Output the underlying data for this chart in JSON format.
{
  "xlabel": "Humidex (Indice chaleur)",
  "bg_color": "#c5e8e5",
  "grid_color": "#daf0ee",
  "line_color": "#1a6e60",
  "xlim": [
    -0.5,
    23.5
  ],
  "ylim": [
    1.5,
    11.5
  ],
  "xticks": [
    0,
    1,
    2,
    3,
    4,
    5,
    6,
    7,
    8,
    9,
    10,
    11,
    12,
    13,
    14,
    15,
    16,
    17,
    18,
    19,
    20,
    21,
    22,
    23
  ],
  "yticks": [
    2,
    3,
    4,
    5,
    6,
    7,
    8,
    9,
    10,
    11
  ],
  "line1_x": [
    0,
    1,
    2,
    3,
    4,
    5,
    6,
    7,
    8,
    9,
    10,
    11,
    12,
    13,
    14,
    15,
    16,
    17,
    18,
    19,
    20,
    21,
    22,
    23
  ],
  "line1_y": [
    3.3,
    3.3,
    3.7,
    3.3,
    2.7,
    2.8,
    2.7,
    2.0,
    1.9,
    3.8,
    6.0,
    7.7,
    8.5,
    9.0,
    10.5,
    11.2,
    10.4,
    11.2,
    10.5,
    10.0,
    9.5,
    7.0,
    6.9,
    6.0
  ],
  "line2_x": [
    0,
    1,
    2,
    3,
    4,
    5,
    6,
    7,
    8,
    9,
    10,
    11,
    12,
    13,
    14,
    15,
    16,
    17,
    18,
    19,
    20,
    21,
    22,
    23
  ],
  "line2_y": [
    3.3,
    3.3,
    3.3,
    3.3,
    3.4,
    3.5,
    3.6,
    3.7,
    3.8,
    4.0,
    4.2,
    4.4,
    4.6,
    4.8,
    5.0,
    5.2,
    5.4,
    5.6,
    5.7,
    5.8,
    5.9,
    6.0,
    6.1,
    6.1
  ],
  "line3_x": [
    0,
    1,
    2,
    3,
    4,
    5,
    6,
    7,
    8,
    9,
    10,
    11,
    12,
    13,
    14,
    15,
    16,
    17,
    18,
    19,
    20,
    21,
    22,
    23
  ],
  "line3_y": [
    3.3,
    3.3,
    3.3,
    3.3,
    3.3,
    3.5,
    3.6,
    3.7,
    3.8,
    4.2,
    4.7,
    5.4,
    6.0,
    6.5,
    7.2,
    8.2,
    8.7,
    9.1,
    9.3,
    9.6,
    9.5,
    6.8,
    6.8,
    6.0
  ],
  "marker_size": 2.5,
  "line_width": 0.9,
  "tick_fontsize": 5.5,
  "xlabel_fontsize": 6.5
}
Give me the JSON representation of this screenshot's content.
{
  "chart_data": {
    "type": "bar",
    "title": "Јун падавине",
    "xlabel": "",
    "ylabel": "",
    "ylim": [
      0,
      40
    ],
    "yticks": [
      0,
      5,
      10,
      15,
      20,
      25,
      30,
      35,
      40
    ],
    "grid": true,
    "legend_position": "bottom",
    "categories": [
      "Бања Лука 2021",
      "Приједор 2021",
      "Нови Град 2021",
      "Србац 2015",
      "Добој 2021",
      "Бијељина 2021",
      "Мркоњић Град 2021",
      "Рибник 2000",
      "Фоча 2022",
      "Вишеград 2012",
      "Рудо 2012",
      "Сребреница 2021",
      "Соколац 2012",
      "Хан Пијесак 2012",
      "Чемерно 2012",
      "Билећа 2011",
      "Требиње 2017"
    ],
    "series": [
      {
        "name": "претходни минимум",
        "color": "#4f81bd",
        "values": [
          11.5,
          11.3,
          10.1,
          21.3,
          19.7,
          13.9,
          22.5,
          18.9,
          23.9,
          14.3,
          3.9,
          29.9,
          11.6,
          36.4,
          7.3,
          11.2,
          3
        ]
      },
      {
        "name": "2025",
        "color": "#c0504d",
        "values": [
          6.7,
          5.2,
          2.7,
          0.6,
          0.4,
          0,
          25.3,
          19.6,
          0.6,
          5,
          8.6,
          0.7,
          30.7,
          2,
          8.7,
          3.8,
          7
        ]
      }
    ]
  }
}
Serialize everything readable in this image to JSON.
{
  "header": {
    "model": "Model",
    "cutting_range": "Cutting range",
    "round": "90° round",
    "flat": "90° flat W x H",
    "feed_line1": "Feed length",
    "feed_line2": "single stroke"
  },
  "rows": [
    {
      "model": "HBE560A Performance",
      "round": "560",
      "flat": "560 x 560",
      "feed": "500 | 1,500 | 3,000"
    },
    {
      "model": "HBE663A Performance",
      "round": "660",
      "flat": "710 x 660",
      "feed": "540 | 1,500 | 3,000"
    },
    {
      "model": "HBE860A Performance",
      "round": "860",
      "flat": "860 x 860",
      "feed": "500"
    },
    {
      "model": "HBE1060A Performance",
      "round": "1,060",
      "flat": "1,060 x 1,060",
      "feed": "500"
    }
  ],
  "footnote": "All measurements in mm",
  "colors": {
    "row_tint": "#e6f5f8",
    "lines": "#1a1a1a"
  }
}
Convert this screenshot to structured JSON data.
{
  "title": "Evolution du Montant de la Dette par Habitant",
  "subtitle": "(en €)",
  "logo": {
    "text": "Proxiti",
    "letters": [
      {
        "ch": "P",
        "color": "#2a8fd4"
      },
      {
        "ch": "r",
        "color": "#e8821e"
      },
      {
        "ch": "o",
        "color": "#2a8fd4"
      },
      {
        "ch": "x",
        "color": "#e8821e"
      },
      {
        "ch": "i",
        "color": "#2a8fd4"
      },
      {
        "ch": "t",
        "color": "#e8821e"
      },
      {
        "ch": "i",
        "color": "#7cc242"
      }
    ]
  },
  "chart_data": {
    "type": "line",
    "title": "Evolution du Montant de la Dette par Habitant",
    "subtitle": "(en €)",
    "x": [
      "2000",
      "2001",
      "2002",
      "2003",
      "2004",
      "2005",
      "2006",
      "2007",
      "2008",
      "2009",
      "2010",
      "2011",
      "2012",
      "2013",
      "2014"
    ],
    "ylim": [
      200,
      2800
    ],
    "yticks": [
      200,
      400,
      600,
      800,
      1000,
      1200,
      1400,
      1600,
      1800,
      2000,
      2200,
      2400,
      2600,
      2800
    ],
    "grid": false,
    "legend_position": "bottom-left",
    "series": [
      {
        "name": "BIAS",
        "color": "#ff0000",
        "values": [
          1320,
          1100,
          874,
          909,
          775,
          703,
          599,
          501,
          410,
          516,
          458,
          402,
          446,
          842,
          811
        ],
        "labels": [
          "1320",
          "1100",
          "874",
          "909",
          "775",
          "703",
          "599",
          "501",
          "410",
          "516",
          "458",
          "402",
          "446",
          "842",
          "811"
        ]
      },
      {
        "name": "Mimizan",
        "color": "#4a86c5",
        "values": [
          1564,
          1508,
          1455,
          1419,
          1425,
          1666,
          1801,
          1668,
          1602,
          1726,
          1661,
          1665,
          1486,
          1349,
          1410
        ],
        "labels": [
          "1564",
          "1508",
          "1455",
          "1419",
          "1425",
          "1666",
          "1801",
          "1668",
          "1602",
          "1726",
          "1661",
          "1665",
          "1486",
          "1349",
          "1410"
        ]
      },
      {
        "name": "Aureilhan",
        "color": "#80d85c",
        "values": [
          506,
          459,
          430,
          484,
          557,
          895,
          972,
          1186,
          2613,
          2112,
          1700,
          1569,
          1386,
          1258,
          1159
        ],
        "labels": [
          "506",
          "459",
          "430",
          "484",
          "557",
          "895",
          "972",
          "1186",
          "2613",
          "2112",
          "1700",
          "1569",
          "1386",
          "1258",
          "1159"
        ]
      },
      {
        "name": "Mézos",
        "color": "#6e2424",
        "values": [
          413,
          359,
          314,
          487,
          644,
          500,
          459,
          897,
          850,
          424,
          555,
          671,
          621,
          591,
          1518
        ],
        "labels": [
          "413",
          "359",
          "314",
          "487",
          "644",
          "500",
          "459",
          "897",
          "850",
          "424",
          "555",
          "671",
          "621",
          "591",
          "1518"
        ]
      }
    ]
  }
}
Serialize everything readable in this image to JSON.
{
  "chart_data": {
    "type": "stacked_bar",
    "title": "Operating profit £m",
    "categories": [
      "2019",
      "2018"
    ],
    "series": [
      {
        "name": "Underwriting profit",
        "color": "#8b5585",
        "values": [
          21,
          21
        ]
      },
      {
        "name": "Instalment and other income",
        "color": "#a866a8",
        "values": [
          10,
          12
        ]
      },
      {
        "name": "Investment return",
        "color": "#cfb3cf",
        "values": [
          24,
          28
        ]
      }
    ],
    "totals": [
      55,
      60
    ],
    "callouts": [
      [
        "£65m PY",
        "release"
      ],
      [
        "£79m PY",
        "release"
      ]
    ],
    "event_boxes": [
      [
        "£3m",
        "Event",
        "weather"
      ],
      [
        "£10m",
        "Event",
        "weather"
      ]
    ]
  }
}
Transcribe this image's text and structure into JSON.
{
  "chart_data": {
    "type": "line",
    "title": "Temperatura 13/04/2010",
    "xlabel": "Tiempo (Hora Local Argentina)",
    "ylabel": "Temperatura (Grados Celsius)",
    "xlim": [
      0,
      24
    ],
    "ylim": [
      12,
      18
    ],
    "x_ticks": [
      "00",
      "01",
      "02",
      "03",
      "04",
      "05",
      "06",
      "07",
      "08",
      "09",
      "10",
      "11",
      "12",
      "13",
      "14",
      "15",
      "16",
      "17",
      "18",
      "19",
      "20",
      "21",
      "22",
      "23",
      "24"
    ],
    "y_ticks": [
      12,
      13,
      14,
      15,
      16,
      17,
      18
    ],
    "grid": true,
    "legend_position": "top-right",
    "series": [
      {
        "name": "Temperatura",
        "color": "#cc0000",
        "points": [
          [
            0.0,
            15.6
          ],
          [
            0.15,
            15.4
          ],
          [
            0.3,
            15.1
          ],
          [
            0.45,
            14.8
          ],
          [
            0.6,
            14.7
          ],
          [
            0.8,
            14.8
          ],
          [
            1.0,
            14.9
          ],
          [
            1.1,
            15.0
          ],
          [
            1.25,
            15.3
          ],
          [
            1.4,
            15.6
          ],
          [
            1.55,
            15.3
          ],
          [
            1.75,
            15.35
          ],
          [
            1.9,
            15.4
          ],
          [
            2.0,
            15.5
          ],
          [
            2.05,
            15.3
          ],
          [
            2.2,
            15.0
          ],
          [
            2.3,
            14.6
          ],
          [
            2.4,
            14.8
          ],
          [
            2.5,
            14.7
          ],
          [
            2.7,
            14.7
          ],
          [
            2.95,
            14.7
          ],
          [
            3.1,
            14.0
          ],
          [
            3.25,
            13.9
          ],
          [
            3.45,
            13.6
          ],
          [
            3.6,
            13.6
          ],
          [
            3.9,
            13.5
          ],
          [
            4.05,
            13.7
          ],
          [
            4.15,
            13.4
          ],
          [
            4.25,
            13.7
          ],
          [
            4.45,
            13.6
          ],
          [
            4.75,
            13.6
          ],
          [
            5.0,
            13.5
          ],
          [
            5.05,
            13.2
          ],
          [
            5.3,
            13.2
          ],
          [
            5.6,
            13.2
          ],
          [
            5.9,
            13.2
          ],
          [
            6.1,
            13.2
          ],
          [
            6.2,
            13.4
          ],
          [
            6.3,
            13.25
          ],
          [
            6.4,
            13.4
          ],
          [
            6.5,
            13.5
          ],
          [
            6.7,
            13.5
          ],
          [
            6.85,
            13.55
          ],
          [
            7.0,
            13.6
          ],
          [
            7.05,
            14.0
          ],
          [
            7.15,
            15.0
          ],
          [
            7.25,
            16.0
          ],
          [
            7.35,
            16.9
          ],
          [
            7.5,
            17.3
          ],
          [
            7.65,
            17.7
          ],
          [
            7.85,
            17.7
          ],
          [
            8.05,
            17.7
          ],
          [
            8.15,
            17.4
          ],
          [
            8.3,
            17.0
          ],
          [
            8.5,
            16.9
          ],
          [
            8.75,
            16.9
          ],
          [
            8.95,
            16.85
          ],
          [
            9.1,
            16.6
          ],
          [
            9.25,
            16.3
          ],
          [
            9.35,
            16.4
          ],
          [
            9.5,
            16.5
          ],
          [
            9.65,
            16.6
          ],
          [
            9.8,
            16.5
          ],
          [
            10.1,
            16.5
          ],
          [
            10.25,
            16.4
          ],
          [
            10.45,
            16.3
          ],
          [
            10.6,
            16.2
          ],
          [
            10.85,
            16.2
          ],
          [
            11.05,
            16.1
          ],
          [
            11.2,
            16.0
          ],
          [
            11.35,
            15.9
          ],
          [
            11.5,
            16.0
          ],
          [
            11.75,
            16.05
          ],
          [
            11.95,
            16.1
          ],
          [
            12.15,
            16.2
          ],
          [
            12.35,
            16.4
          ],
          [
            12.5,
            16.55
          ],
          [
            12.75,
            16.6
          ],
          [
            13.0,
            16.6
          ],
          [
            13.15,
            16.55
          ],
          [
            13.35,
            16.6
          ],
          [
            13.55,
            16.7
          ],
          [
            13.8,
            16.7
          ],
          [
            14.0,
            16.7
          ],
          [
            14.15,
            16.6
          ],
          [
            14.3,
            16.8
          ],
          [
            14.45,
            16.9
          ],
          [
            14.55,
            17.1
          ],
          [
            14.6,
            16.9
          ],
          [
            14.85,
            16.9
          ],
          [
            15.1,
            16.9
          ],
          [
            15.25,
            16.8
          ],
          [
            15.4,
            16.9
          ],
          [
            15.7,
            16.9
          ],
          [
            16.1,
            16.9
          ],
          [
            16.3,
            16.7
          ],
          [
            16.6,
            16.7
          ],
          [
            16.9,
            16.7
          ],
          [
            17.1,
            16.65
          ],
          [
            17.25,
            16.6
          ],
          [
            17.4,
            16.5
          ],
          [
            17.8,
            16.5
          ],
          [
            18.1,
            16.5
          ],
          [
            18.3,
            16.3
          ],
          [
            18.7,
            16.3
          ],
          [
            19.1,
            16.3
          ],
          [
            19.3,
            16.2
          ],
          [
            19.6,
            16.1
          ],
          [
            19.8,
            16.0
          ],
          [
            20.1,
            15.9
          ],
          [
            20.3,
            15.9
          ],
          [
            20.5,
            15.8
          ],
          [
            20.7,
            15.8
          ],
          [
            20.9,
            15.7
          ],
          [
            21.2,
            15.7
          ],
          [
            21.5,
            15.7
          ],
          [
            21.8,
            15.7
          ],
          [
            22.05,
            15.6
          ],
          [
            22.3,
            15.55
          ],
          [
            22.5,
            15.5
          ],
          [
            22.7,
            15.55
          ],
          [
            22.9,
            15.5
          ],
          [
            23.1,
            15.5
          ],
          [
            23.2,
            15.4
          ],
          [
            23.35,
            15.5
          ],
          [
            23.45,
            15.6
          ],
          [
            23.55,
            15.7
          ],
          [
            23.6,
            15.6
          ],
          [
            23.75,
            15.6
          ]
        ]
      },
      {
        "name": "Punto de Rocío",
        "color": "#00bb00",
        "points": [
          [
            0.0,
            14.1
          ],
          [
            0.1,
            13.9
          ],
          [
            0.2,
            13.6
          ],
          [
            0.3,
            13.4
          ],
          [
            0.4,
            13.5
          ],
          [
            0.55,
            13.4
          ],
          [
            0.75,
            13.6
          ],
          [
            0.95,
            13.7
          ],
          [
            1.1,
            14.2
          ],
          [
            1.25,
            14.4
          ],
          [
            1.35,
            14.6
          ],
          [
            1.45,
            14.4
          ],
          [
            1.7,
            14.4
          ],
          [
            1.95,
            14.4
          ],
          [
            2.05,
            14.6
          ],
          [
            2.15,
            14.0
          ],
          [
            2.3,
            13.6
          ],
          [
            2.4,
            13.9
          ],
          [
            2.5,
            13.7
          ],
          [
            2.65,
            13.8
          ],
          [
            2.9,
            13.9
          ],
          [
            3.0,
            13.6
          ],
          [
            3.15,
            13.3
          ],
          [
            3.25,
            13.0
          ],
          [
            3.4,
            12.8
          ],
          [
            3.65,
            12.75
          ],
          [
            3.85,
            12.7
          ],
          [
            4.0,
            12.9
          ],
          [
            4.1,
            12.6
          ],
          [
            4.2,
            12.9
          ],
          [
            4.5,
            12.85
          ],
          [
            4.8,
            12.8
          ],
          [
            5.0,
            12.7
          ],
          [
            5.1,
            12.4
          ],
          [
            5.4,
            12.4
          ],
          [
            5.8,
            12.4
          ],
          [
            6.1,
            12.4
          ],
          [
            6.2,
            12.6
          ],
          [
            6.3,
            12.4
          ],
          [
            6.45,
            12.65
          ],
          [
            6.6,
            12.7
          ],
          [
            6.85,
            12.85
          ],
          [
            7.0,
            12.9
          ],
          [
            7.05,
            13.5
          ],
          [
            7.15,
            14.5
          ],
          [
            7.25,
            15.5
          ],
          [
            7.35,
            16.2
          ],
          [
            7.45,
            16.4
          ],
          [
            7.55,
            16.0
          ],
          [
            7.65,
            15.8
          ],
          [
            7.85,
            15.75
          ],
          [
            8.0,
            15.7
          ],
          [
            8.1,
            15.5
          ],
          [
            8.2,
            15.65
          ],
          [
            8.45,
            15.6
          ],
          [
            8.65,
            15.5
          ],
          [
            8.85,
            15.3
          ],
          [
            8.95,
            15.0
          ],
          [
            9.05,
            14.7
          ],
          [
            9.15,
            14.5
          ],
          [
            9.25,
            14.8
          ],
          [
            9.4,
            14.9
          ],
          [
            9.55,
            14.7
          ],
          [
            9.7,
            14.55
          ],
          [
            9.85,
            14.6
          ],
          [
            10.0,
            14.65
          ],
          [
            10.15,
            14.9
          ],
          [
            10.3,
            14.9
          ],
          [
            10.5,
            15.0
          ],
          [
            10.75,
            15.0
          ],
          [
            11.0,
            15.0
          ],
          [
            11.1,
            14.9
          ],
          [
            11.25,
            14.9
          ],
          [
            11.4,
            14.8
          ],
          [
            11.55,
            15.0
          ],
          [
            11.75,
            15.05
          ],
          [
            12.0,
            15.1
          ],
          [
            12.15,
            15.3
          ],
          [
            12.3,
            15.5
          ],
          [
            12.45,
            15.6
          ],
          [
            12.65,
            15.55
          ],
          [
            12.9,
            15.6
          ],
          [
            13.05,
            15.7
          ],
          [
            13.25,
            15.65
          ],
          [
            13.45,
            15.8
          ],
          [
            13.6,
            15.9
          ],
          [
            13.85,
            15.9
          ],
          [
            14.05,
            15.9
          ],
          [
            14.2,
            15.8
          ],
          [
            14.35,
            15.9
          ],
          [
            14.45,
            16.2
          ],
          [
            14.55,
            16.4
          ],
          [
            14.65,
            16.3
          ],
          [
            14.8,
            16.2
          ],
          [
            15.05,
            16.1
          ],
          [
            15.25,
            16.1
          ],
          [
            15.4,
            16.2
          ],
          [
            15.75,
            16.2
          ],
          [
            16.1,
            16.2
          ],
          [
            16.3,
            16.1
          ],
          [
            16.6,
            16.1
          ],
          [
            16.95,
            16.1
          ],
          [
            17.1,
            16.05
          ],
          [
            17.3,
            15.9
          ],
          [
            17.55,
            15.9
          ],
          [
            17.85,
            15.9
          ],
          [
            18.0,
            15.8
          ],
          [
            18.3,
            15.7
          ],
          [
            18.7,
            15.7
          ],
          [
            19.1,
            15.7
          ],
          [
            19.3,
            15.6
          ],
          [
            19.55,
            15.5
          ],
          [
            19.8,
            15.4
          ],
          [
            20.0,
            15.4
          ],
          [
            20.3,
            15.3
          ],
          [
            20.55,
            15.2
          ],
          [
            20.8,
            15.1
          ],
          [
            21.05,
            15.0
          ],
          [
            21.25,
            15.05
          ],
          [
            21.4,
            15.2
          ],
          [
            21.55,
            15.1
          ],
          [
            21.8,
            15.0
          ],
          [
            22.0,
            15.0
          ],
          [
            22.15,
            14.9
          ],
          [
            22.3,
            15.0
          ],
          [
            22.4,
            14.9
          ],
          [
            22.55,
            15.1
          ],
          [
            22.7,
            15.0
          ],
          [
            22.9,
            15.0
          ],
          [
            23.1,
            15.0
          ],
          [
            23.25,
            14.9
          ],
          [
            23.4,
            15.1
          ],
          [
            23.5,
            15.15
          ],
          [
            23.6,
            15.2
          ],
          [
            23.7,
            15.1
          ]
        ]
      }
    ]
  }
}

•••

» Given problem:
Identify the lines above with the word "Temperatura". Copy them.

» Exercise output:
    "title": "Temperatura 13/04/2010",
    "ylabel": "Temperatura (Grados Celsius)",
        "name": "Temperatura",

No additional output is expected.